• TASK STATEMENT: Repeat each record below exactly, dropping the pictures.

>> begin LISTED RECORDS

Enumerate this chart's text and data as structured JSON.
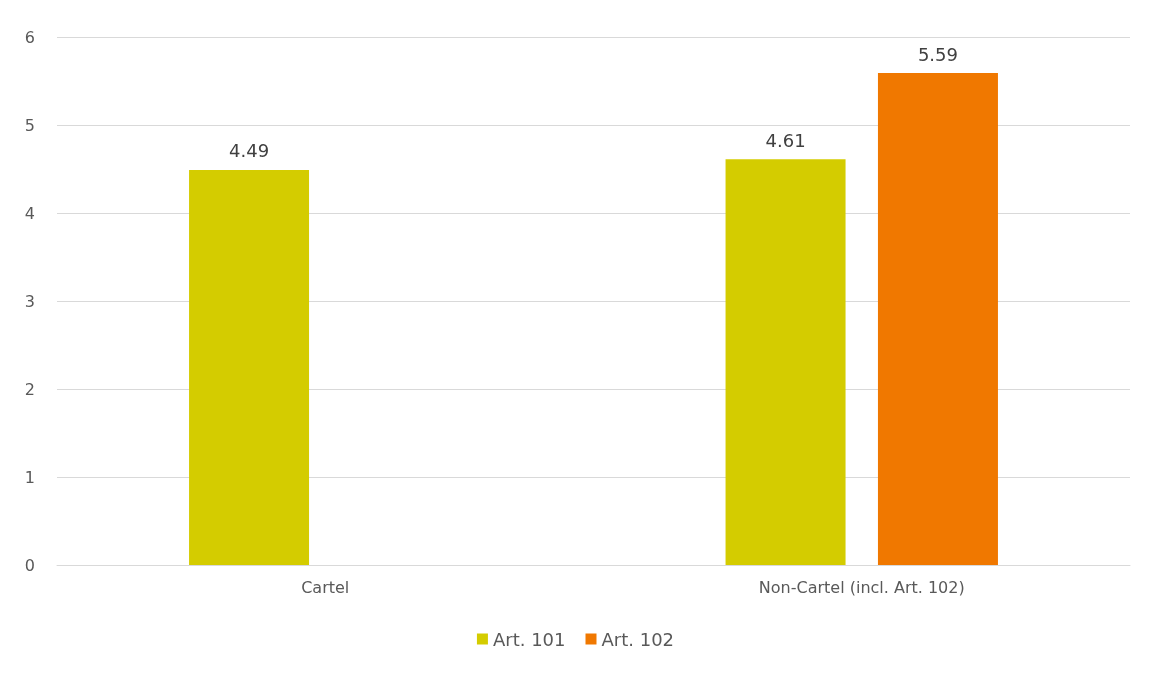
{
  "chart_data": {
    "type": "bar",
    "categories": [
      "Cartel",
      "Non-Cartel (incl. Art. 102)"
    ],
    "series": [
      {
        "name": "Art. 101",
        "color": "#d4cc00",
        "values": [
          4.49,
          4.61
        ]
      },
      {
        "name": "Art. 102",
        "color": "#f07800",
        "values": [
          null,
          5.59
        ]
      }
    ],
    "ylim": [
      0,
      6
    ],
    "yticks": [
      0,
      1,
      2,
      3,
      4,
      5,
      6
    ],
    "grid": "y",
    "legend": "bottom",
    "data_labels": true
  }
}
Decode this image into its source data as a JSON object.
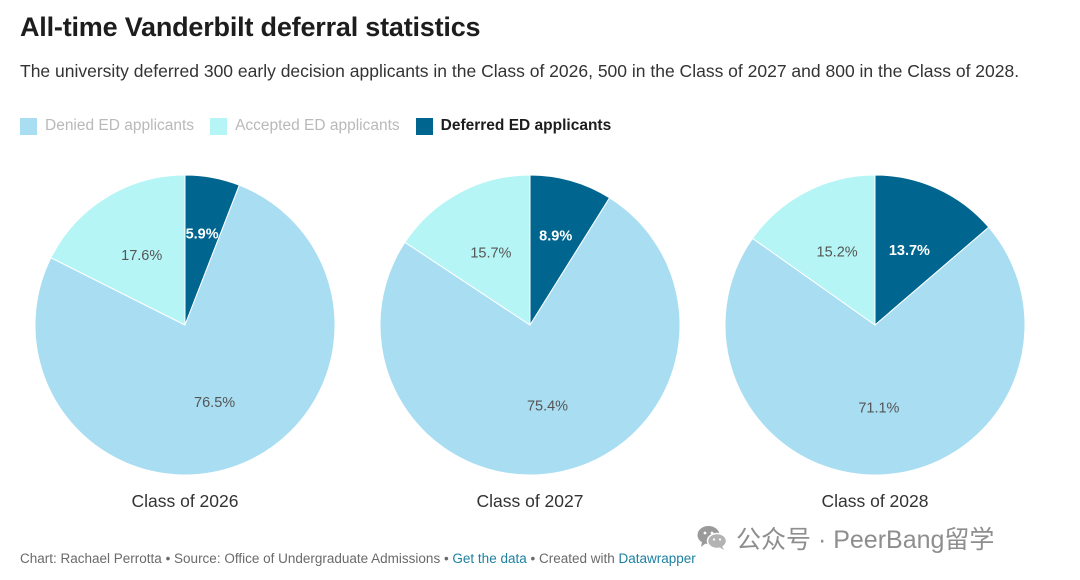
{
  "header": {
    "title": "All-time Vanderbilt deferral statistics",
    "subtitle": "The university deferred 300 early decision applicants in the Class of 2026, 500 in the Class of 2027 and 800 in the Class of 2028."
  },
  "legend": [
    {
      "label": "Denied ED applicants",
      "color": "#a8ddf2",
      "active": false
    },
    {
      "label": "Accepted ED applicants",
      "color": "#b6f5f5",
      "active": false
    },
    {
      "label": "Deferred ED applicants",
      "color": "#006690",
      "active": true
    }
  ],
  "chart_data": [
    {
      "type": "pie",
      "caption": "Class of 2026",
      "slices": [
        {
          "label": "Deferred ED applicants",
          "value": 5.9,
          "display": "5.9%",
          "color": "#006690"
        },
        {
          "label": "Denied ED applicants",
          "value": 76.5,
          "display": "76.5%",
          "color": "#a8ddf2"
        },
        {
          "label": "Accepted ED applicants",
          "value": 17.6,
          "display": "17.6%",
          "color": "#b6f5f5"
        }
      ]
    },
    {
      "type": "pie",
      "caption": "Class of 2027",
      "slices": [
        {
          "label": "Deferred ED applicants",
          "value": 8.9,
          "display": "8.9%",
          "color": "#006690"
        },
        {
          "label": "Denied ED applicants",
          "value": 75.4,
          "display": "75.4%",
          "color": "#a8ddf2"
        },
        {
          "label": "Accepted ED applicants",
          "value": 15.7,
          "display": "15.7%",
          "color": "#b6f5f5"
        }
      ]
    },
    {
      "type": "pie",
      "caption": "Class of 2028",
      "slices": [
        {
          "label": "Deferred ED applicants",
          "value": 13.7,
          "display": "13.7%",
          "color": "#006690"
        },
        {
          "label": "Denied ED applicants",
          "value": 71.1,
          "display": "71.1%",
          "color": "#a8ddf2"
        },
        {
          "label": "Accepted ED applicants",
          "value": 15.2,
          "display": "15.2%",
          "color": "#b6f5f5"
        }
      ]
    }
  ],
  "footer": {
    "credit": "Chart: Rachael Perrotta • Source: Office of Undergraduate Admissions • ",
    "data_link": "Get the data",
    "created": " • Created with ",
    "tool_link": "Datawrapper"
  },
  "watermark": {
    "text": "公众号 · PeerBang留学",
    "icon": "wechat-icon"
  }
}
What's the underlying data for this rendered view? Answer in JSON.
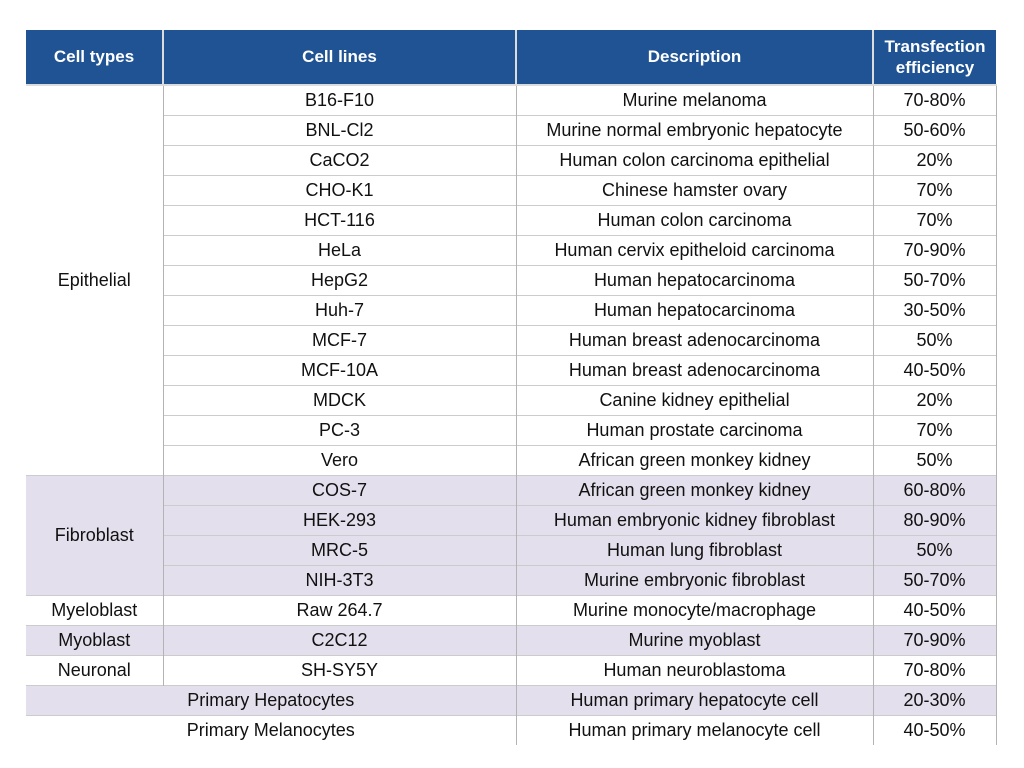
{
  "colors": {
    "header_bg": "#1f5394",
    "header_text": "#ffffff",
    "shaded_row": "#e4dfec",
    "row_line": "#cccccc",
    "col_line": "#b3b3b3"
  },
  "table": {
    "headers": [
      "Cell types",
      "Cell lines",
      "Description",
      "Transfection efficiency"
    ],
    "groups": [
      {
        "cell_type": "Epithelial",
        "shaded": false,
        "rows": [
          {
            "cell_line": "B16-F10",
            "description": "Murine melanoma",
            "efficiency": "70-80%"
          },
          {
            "cell_line": "BNL-Cl2",
            "description": "Murine normal embryonic hepatocyte",
            "efficiency": "50-60%"
          },
          {
            "cell_line": "CaCO2",
            "description": "Human colon carcinoma epithelial",
            "efficiency": "20%"
          },
          {
            "cell_line": "CHO-K1",
            "description": "Chinese hamster ovary",
            "efficiency": "70%"
          },
          {
            "cell_line": "HCT-116",
            "description": "Human colon carcinoma",
            "efficiency": "70%"
          },
          {
            "cell_line": "HeLa",
            "description": "Human cervix epitheloid carcinoma",
            "efficiency": "70-90%"
          },
          {
            "cell_line": "HepG2",
            "description": "Human hepatocarcinoma",
            "efficiency": "50-70%"
          },
          {
            "cell_line": "Huh-7",
            "description": "Human hepatocarcinoma",
            "efficiency": "30-50%"
          },
          {
            "cell_line": "MCF-7",
            "description": "Human breast adenocarcinoma",
            "efficiency": "50%"
          },
          {
            "cell_line": "MCF-10A",
            "description": "Human breast adenocarcinoma",
            "efficiency": "40-50%"
          },
          {
            "cell_line": "MDCK",
            "description": "Canine kidney epithelial",
            "efficiency": "20%"
          },
          {
            "cell_line": "PC-3",
            "description": "Human prostate carcinoma",
            "efficiency": "70%"
          },
          {
            "cell_line": "Vero",
            "description": "African green monkey kidney",
            "efficiency": "50%"
          }
        ]
      },
      {
        "cell_type": "Fibroblast",
        "shaded": true,
        "rows": [
          {
            "cell_line": "COS-7",
            "description": "African green monkey kidney",
            "efficiency": "60-80%"
          },
          {
            "cell_line": "HEK-293",
            "description": "Human embryonic kidney fibroblast",
            "efficiency": "80-90%"
          },
          {
            "cell_line": "MRC-5",
            "description": "Human lung fibroblast",
            "efficiency": "50%"
          },
          {
            "cell_line": "NIH-3T3",
            "description": "Murine embryonic fibroblast",
            "efficiency": "50-70%"
          }
        ]
      },
      {
        "cell_type": "Myeloblast",
        "shaded": false,
        "rows": [
          {
            "cell_line": "Raw 264.7",
            "description": "Murine monocyte/macrophage",
            "efficiency": "40-50%"
          }
        ]
      },
      {
        "cell_type": "Myoblast",
        "shaded": true,
        "rows": [
          {
            "cell_line": "C2C12",
            "description": "Murine myoblast",
            "efficiency": "70-90%"
          }
        ]
      },
      {
        "cell_type": "Neuronal",
        "shaded": false,
        "rows": [
          {
            "cell_line": "SH-SY5Y",
            "description": "Human neuroblastoma",
            "efficiency": "70-80%"
          }
        ]
      }
    ],
    "merged_rows": [
      {
        "label": "Primary Hepatocytes",
        "description": "Human primary hepatocyte cell",
        "efficiency": "20-30%",
        "shaded": true
      },
      {
        "label": "Primary Melanocytes",
        "description": "Human primary melanocyte cell",
        "efficiency": "40-50%",
        "shaded": false
      }
    ]
  }
}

>> end LISTED RECORDS

• ANSWER IN FULL:
Enumerate this chart's text and data as structured JSON.
{
  "chart_data": {
    "type": "bar",
    "categories": [
      "Cartel",
      "Non-Cartel (incl. Art. 102)"
    ],
    "series": [
      {
        "name": "Art. 101",
        "color": "#d4cc00",
        "values": [
          4.49,
          4.61
        ]
      },
      {
        "name": "Art. 102",
        "color": "#f07800",
        "values": [
          null,
          5.59
        ]
      }
    ],
    "ylim": [
      0,
      6
    ],
    "yticks": [
      0,
      1,
      2,
      3,
      4,
      5,
      6
    ],
    "grid": "y",
    "legend": "bottom",
    "data_labels": true
  }
}
Decode this image into its source data as a JSON object.
{
  "header": {
    "title": "All-time Vanderbilt deferral statistics",
    "subtitle": "The university deferred 300 early decision applicants in the Class of 2026, 500 in the Class of 2027 and 800 in the Class of 2028."
  },
  "legend": [
    {
      "label": "Denied ED applicants",
      "color": "#a8ddf2",
      "active": false
    },
    {
      "label": "Accepted ED applicants",
      "color": "#b6f5f5",
      "active": false
    },
    {
      "label": "Deferred ED applicants",
      "color": "#006690",
      "active": true
    }
  ],
  "chart_data": [
    {
      "type": "pie",
      "caption": "Class of 2026",
      "slices": [
        {
          "label": "Deferred ED applicants",
          "value": 5.9,
          "display": "5.9%",
          "color": "#006690"
        },
        {
          "label": "Denied ED applicants",
          "value": 76.5,
          "display": "76.5%",
          "color": "#a8ddf2"
        },
        {
          "label": "Accepted ED applicants",
          "value": 17.6,
          "display": "17.6%",
          "color": "#b6f5f5"
        }
      ]
    },
    {
      "type": "pie",
      "caption": "Class of 2027",
      "slices": [
        {
          "label": "Deferred ED applicants",
          "value": 8.9,
          "display": "8.9%",
          "color": "#006690"
        },
        {
          "label": "Denied ED applicants",
          "value": 75.4,
          "display": "75.4%",
          "color": "#a8ddf2"
        },
        {
          "label": "Accepted ED applicants",
          "value": 15.7,
          "display": "15.7%",
          "color": "#b6f5f5"
        }
      ]
    },
    {
      "type": "pie",
      "caption": "Class of 2028",
      "slices": [
        {
          "label": "Deferred ED applicants",
          "value": 13.7,
          "display": "13.7%",
          "color": "#006690"
        },
        {
          "label": "Denied ED applicants",
          "value": 71.1,
          "display": "71.1%",
          "color": "#a8ddf2"
        },
        {
          "label": "Accepted ED applicants",
          "value": 15.2,
          "display": "15.2%",
          "color": "#b6f5f5"
        }
      ]
    }
  ],
  "footer": {
    "credit": "Chart: Rachael Perrotta • Source: Office of Undergraduate Admissions • ",
    "data_link": "Get the data",
    "created": " • Created with ",
    "tool_link": "Datawrapper"
  },
  "watermark": {
    "text": "公众号 · PeerBang留学",
    "icon": "wechat-icon"
  }
}
What's the underlying data for this rendered view? Answer in JSON.
{
  "colors": {
    "header_bg": "#1f5394",
    "header_text": "#ffffff",
    "shaded_row": "#e4dfec",
    "row_line": "#cccccc",
    "col_line": "#b3b3b3"
  },
  "table": {
    "headers": [
      "Cell types",
      "Cell lines",
      "Description",
      "Transfection efficiency"
    ],
    "groups": [
      {
        "cell_type": "Epithelial",
        "shaded": false,
        "rows": [
          {
            "cell_line": "B16-F10",
            "description": "Murine melanoma",
            "efficiency": "70-80%"
          },
          {
            "cell_line": "BNL-Cl2",
            "description": "Murine normal embryonic hepatocyte",
            "efficiency": "50-60%"
          },
          {
            "cell_line": "CaCO2",
            "description": "Human colon carcinoma epithelial",
            "efficiency": "20%"
          },
          {
            "cell_line": "CHO-K1",
            "description": "Chinese hamster ovary",
            "efficiency": "70%"
          },
          {
            "cell_line": "HCT-116",
            "description": "Human colon carcinoma",
            "efficiency": "70%"
          },
          {
            "cell_line": "HeLa",
            "description": "Human cervix epitheloid carcinoma",
            "efficiency": "70-90%"
          },
          {
            "cell_line": "HepG2",
            "description": "Human hepatocarcinoma",
            "efficiency": "50-70%"
          },
          {
            "cell_line": "Huh-7",
            "description": "Human hepatocarcinoma",
            "efficiency": "30-50%"
          },
          {
            "cell_line": "MCF-7",
            "description": "Human breast adenocarcinoma",
            "efficiency": "50%"
          },
          {
            "cell_line": "MCF-10A",
            "description": "Human breast adenocarcinoma",
            "efficiency": "40-50%"
          },
          {
            "cell_line": "MDCK",
            "description": "Canine kidney epithelial",
            "efficiency": "20%"
          },
          {
            "cell_line": "PC-3",
            "description": "Human prostate carcinoma",
            "efficiency": "70%"
          },
          {
            "cell_line": "Vero",
            "description": "African green monkey kidney",
            "efficiency": "50%"
          }
        ]
      },
      {
        "cell_type": "Fibroblast",
        "shaded": true,
        "rows": [
          {
            "cell_line": "COS-7",
            "description": "African green monkey kidney",
            "efficiency": "60-80%"
          },
          {
            "cell_line": "HEK-293",
            "description": "Human embryonic kidney fibroblast",
            "efficiency": "80-90%"
          },
          {
            "cell_line": "MRC-5",
            "description": "Human lung fibroblast",
            "efficiency": "50%"
          },
          {
            "cell_line": "NIH-3T3",
            "description": "Murine embryonic fibroblast",
            "efficiency": "50-70%"
          }
        ]
      },
      {
        "cell_type": "Myeloblast",
        "shaded": false,
        "rows": [
          {
            "cell_line": "Raw 264.7",
            "description": "Murine monocyte/macrophage",
            "efficiency": "40-50%"
          }
        ]
      },
      {
        "cell_type": "Myoblast",
        "shaded": true,
        "rows": [
          {
            "cell_line": "C2C12",
            "description": "Murine myoblast",
            "efficiency": "70-90%"
          }
        ]
      },
      {
        "cell_type": "Neuronal",
        "shaded": false,
        "rows": [
          {
            "cell_line": "SH-SY5Y",
            "description": "Human neuroblastoma",
            "efficiency": "70-80%"
          }
        ]
      }
    ],
    "merged_rows": [
      {
        "label": "Primary Hepatocytes",
        "description": "Human primary hepatocyte cell",
        "efficiency": "20-30%",
        "shaded": true
      },
      {
        "label": "Primary Melanocytes",
        "description": "Human primary melanocyte cell",
        "efficiency": "40-50%",
        "shaded": false
      }
    ]
  }
}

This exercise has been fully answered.